• _Supplied passage_:
————————

Mm, I fear this argument is self-contradictory to a significant extent.
Interpretability is premised on the idea that it’s possible to reduce a “connectionist” system to a more abstract, formalized representation.
Consider the successful interpretation of a curve detector. Once we know what function a bunch of neurons implements, we can tear out these neurons, implement that function in a high-level programming language, then splice that high-level implementation into the NN in place of the initial bunch-of-neurons. If the interpretation is correct, the NN’s behavior won’t change.
Scaling this trick up, the “full” interpretation of a NN should allow us to re-implement the entire network in high-level-programming manner; I think Neel Nanda even did something similar here.
Redwood Research’s outline here agrees with this view. An “interpretation” of a NN is basically a transform of the initial weights-and-biases computational graph into a second, “simpler” higher-level computational graph.
So inasmuch as interpretability is possible, it implies the ability to transform a connectionist system into what’s basically GOFAI. And if we grant that, it’s entirely coherent to wish that we’ve followed the tech-development path where we’re directly figuring out how to build advanced AI in a high-level manner. Instead, we’re going about it in a round-about fashion: we’re generating incomprehensible black-boxes whose internals we’re then trying to translate into high-level representations.
The place where “connectionism” does outperform higher-level approaches is “blind development”. If we don’t know how the algorithm we want is supposed to work, only know what it should do, then such approaches may indeed be absolutely necessary. And in that view, it should be clear why evolution never stumbled on anything else: it has no idea what it’s doing, so of course it’d favour algorithms that work even if you have no idea what you’re doing.
(Though I don’t think brains’ uniformity is entirely downstream even of that. Computers can also be viewed as “a massive number of simple, uniform units connected to each other”, the units being transistors. Which suggests that it’s more of a requirement for general-purpose computational systems, imposed by the constraints of our reductionist universe. Not a constraint on the architecture of specifically intelligent systems.

————————

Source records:
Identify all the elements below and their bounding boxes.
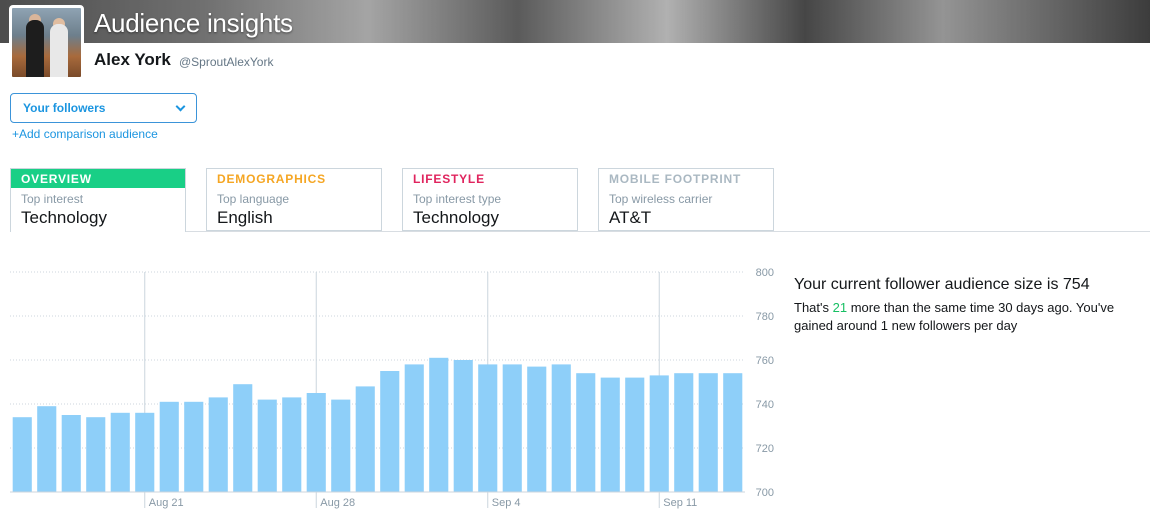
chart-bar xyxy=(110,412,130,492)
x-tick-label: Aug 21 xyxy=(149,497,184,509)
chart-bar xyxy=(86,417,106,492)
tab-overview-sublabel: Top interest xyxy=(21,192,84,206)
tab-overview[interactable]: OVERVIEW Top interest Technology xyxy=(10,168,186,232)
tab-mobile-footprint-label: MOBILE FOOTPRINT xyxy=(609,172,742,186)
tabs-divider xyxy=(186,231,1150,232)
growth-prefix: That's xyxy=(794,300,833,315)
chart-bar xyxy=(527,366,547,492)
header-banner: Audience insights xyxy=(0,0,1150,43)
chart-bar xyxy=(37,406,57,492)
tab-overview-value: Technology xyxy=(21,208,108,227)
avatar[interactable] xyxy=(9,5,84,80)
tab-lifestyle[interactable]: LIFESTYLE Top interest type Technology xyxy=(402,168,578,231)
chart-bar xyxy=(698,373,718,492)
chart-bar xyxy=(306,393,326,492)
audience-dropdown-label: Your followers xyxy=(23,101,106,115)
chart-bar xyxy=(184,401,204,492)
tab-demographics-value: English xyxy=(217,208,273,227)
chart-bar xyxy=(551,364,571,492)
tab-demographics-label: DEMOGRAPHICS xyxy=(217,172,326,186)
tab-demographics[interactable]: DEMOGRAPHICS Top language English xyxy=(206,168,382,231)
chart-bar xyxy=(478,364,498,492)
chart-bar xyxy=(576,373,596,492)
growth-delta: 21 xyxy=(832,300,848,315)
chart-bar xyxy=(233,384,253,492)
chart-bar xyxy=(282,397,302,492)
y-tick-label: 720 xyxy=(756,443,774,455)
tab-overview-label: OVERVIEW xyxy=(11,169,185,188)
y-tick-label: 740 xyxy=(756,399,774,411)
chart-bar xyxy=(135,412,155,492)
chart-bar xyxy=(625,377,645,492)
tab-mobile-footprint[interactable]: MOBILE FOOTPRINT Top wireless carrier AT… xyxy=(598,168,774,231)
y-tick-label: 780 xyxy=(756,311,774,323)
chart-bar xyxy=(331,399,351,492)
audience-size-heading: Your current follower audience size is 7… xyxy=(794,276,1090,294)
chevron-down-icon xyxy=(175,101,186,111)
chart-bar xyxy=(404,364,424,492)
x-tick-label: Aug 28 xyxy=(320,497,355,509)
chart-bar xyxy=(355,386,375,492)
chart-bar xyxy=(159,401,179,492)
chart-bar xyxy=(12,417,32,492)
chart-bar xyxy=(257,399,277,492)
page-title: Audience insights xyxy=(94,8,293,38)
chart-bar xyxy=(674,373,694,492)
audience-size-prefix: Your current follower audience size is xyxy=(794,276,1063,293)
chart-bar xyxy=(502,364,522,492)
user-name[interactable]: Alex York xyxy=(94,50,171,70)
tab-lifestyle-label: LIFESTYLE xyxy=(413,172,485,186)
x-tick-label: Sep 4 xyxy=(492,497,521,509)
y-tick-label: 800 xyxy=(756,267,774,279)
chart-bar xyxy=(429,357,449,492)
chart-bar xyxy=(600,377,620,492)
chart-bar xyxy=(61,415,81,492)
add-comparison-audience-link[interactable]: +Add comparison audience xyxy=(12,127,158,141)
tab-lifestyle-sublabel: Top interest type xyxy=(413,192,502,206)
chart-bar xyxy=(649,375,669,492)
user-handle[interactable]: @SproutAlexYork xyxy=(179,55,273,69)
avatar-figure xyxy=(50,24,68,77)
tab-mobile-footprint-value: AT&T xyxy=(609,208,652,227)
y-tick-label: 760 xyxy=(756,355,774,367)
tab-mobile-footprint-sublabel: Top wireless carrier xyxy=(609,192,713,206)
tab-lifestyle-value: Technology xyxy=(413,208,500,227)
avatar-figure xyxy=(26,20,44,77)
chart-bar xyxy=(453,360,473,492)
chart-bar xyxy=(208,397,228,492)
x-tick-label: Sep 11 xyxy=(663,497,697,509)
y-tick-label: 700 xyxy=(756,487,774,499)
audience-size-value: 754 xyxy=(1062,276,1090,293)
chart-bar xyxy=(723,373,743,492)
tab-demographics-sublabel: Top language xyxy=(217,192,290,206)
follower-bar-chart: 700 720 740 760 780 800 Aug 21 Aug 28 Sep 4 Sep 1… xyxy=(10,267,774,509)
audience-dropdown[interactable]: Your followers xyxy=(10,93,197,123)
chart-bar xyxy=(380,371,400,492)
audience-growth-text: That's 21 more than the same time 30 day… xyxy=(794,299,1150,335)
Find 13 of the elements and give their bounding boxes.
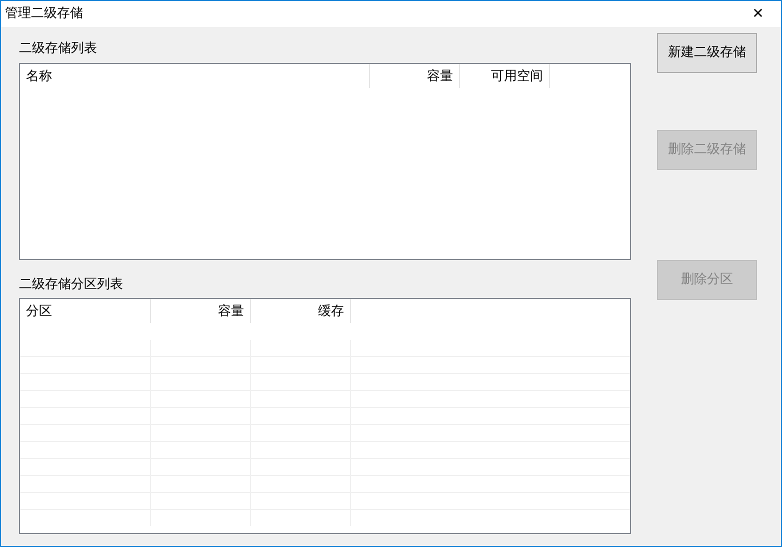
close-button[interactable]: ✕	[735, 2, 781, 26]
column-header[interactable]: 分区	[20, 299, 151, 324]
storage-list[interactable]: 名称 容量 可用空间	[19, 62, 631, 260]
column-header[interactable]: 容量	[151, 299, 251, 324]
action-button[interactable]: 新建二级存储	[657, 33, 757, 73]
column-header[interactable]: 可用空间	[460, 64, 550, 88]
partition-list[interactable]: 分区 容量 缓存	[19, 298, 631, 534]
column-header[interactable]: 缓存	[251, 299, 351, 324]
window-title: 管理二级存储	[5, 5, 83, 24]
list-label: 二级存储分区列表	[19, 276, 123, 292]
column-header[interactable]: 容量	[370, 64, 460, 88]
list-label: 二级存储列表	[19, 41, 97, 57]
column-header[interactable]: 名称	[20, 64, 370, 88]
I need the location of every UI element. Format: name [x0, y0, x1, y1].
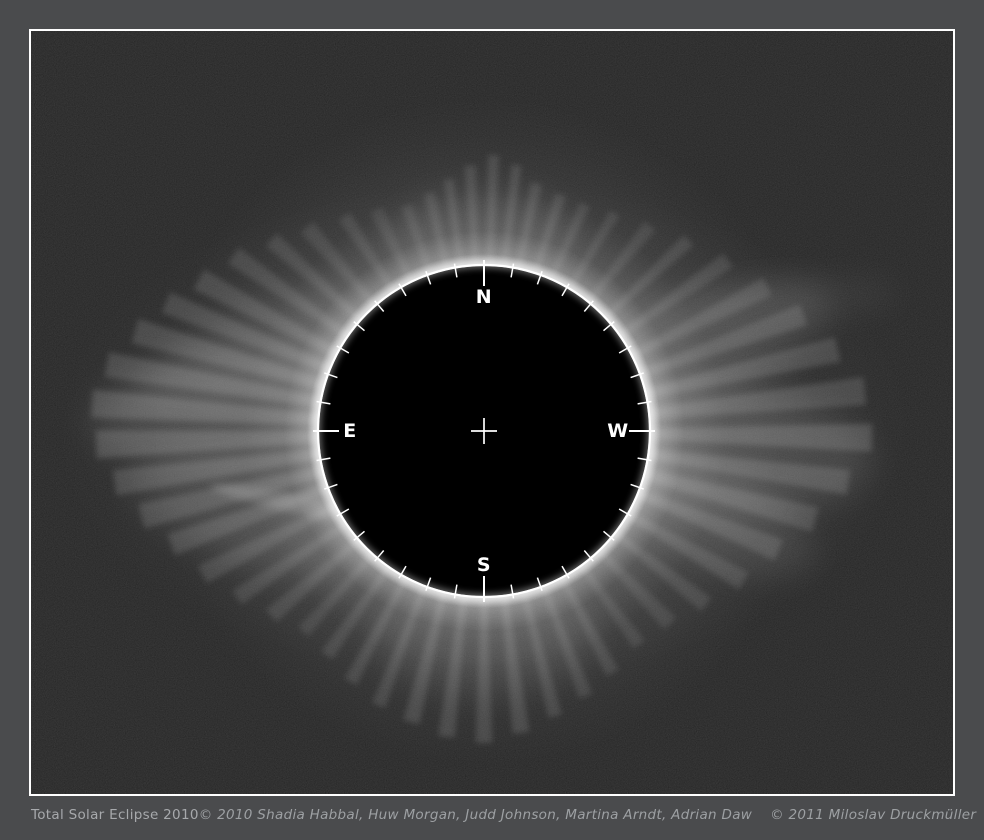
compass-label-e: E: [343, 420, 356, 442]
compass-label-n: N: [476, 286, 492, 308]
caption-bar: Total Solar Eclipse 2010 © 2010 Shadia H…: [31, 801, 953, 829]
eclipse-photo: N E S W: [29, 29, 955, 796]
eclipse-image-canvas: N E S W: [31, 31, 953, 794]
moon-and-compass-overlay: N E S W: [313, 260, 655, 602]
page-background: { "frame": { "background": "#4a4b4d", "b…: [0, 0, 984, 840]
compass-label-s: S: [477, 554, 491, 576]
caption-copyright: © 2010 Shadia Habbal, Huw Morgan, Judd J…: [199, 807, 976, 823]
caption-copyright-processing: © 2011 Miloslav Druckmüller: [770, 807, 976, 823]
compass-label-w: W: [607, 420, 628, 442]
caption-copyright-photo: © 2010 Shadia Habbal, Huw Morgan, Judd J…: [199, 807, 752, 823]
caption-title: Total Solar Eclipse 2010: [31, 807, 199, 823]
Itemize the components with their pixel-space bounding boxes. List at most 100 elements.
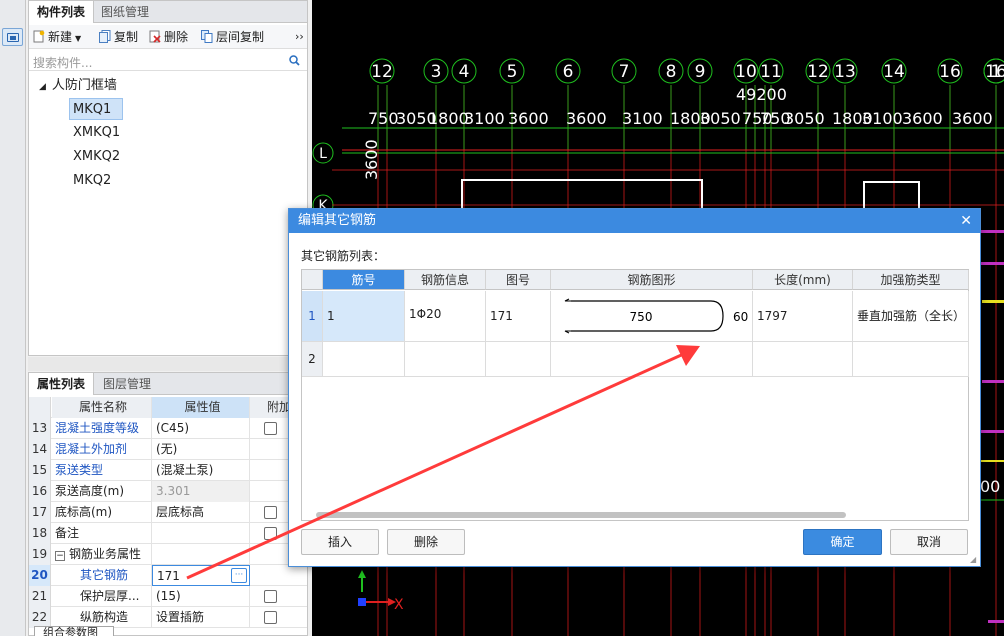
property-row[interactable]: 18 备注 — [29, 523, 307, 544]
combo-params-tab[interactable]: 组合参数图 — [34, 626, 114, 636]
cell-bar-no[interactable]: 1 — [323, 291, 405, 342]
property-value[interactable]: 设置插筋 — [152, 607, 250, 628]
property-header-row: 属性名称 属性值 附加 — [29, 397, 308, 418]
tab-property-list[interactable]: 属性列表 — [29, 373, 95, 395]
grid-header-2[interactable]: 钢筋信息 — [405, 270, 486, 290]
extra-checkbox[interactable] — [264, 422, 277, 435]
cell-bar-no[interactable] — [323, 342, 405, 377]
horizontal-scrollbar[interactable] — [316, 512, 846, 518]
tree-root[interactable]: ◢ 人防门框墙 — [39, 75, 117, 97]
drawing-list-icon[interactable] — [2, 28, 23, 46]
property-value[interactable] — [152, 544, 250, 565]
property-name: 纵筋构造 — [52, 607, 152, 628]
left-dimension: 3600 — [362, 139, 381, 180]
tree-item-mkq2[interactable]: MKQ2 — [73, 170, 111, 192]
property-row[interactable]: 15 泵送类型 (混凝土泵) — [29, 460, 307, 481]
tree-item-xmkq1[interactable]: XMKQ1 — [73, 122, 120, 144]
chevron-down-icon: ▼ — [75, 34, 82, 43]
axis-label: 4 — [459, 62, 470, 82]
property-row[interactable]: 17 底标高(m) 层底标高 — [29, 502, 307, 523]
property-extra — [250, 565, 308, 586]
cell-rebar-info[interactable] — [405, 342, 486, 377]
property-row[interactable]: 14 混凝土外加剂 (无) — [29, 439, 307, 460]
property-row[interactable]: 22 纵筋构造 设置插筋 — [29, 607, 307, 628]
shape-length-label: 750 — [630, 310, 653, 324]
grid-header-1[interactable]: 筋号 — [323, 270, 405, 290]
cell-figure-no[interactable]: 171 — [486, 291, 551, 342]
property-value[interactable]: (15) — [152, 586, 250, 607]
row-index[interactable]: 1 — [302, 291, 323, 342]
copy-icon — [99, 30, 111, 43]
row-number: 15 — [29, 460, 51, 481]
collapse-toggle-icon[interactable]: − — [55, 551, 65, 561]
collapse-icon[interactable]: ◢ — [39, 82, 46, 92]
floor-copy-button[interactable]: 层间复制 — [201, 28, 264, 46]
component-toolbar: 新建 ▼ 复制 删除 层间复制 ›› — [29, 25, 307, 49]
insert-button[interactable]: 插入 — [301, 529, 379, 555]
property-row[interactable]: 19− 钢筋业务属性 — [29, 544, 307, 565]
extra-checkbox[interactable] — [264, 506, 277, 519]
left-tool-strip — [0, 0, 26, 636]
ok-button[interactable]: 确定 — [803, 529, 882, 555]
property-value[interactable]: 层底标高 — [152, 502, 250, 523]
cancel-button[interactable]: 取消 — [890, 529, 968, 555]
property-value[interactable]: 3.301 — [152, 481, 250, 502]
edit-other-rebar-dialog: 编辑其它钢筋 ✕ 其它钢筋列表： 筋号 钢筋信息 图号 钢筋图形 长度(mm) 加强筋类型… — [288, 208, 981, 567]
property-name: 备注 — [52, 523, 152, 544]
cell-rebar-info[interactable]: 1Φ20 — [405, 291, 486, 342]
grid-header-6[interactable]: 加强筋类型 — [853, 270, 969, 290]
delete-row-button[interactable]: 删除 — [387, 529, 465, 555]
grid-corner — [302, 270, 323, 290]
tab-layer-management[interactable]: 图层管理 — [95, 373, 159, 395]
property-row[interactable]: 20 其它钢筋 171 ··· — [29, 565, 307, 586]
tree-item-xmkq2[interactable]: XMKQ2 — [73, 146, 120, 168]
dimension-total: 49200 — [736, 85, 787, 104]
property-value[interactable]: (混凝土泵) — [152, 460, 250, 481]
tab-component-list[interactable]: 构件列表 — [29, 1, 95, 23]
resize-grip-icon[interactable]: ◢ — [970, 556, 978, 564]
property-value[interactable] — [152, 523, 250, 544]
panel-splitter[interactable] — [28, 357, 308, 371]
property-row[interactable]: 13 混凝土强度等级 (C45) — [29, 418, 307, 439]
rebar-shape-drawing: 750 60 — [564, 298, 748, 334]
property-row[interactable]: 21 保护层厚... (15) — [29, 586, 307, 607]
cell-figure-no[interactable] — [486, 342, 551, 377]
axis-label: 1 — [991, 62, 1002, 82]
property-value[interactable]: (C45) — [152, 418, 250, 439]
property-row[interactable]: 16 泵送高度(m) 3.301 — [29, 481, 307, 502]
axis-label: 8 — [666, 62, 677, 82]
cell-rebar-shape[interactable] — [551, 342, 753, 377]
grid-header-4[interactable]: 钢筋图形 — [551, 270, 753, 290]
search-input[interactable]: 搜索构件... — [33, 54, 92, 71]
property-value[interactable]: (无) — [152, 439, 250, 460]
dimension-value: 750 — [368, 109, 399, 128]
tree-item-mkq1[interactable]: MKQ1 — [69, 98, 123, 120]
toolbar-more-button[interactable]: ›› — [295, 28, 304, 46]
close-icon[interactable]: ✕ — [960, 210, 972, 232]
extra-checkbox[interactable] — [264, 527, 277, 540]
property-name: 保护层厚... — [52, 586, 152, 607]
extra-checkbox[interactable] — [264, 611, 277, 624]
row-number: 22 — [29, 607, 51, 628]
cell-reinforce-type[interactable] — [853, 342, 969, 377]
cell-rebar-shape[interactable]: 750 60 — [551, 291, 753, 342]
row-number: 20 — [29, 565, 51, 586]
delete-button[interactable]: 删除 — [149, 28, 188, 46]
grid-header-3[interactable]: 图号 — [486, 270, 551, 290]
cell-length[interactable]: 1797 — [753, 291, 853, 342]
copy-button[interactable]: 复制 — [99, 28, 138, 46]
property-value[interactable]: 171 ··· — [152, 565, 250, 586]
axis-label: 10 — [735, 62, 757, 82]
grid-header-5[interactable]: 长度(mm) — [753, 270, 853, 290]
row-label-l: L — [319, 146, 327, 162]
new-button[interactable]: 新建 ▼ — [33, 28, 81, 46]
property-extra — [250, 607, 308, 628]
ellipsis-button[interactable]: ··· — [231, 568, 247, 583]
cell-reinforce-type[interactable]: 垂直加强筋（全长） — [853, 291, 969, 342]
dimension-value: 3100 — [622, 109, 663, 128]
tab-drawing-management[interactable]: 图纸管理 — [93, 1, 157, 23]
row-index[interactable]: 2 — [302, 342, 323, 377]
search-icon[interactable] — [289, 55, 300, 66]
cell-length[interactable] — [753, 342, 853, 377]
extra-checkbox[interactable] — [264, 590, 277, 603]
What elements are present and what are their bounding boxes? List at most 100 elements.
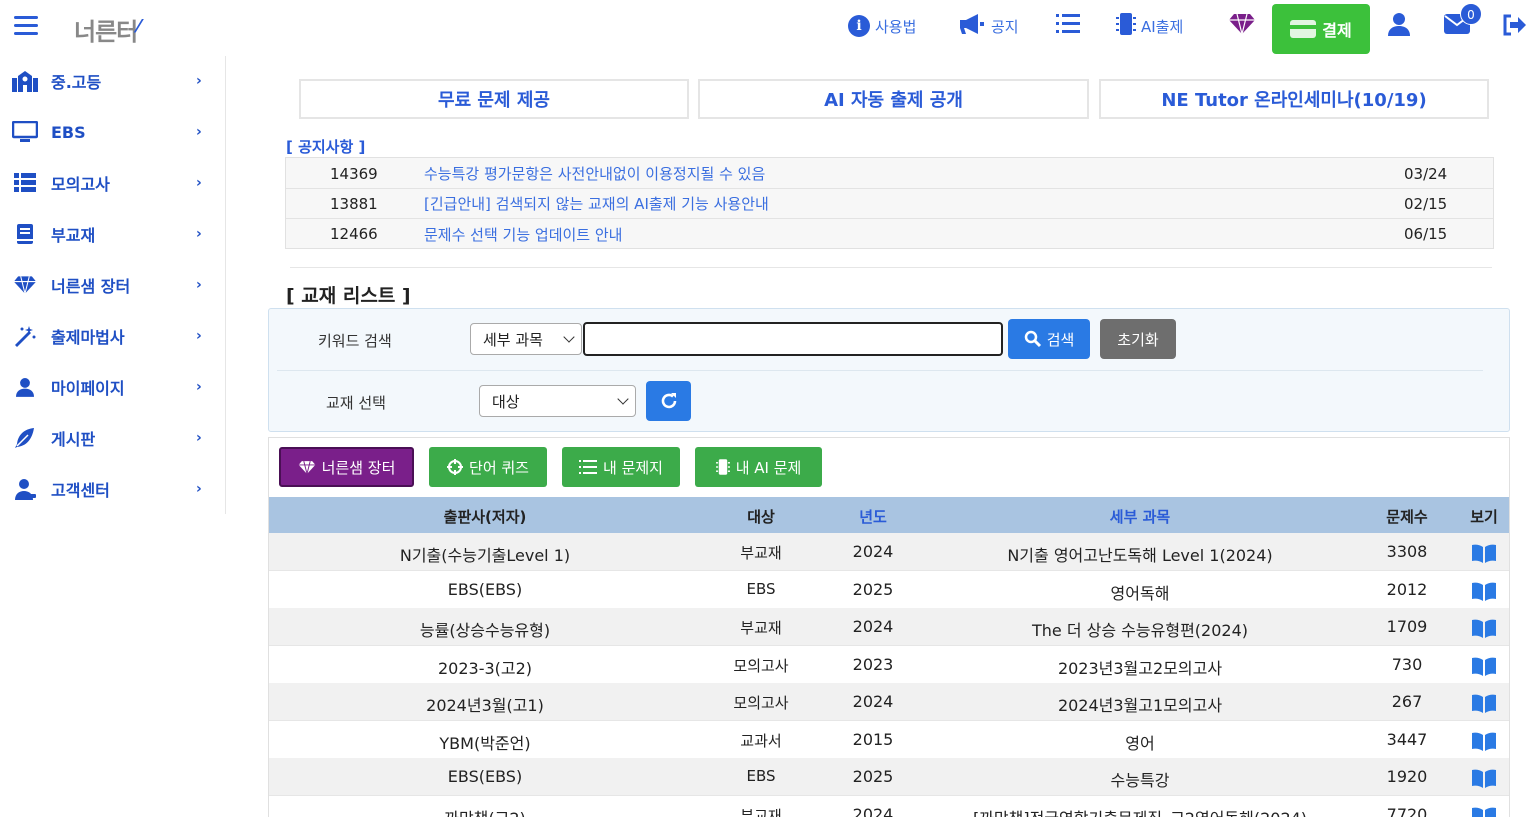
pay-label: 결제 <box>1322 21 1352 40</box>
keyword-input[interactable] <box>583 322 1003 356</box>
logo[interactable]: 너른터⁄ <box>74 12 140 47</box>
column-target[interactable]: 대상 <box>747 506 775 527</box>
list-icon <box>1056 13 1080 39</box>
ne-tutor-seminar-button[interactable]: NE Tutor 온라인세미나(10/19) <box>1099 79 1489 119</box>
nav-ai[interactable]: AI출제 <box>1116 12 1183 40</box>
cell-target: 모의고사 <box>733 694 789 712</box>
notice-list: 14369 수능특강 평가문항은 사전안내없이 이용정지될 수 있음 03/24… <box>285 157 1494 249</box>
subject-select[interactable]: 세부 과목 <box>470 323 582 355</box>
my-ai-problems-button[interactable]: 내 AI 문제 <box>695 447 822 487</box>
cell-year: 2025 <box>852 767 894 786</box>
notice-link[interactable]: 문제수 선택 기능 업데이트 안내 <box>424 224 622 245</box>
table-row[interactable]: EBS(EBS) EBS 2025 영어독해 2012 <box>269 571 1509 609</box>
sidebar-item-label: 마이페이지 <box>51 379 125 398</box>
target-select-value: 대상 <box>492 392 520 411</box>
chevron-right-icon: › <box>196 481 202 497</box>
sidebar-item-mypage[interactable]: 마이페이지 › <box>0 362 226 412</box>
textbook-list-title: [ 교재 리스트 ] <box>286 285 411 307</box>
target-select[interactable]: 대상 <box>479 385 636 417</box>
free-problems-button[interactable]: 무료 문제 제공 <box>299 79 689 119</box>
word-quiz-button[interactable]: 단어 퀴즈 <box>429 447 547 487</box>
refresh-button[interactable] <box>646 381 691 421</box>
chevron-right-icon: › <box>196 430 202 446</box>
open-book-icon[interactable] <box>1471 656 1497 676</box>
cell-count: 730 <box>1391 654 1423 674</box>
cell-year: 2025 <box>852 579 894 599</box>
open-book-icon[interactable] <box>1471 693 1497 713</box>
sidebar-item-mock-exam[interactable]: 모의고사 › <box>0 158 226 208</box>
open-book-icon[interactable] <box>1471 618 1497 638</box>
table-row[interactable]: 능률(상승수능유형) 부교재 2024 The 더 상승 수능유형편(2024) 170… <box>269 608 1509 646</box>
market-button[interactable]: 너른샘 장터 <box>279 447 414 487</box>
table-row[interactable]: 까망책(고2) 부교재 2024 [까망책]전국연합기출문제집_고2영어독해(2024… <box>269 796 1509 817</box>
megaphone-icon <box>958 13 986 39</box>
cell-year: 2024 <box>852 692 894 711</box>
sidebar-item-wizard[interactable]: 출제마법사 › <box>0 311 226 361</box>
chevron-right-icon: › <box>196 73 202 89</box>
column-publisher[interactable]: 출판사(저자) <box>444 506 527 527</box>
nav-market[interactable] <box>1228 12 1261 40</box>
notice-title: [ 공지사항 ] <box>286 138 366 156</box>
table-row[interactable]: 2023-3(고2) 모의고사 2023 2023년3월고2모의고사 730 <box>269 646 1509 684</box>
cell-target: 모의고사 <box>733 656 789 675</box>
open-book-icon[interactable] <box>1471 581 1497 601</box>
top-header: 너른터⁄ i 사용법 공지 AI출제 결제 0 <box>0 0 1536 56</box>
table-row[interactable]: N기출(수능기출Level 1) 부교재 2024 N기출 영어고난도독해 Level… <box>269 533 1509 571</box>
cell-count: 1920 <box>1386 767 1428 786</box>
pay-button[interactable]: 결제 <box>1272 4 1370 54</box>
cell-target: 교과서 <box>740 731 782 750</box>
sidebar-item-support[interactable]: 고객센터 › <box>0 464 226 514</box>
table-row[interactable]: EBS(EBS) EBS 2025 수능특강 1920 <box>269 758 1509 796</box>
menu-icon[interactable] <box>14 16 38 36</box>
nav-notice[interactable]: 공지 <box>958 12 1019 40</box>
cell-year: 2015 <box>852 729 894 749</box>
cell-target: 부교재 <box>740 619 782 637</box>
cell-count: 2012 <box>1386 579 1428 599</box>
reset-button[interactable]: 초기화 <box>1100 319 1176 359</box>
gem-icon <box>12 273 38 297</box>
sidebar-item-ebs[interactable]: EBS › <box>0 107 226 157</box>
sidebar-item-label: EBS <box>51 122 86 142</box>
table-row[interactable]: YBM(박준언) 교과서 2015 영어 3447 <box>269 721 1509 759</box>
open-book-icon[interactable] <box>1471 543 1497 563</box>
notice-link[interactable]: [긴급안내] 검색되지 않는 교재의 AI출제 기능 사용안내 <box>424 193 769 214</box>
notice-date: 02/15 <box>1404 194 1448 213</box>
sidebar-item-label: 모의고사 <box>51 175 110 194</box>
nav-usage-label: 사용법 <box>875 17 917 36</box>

————————

• _Tasks_:
1. In the comment on interpretability, what happens to the network's behavior if a high-level implementation replaces the original neurons and the interpretation is correct?
2. Quote the comment on interpretability from "Mm, I fear this" to "abstract, formalized representation.".

• _Exercise responses_:
1. The network's behavior does not change.

2.
Mm, I fear this argument is self-contradictory to a significant extent.
Interpretability is premised on the idea that it’s possible to reduce a “connectionist” system to a more abstract, formalized representation.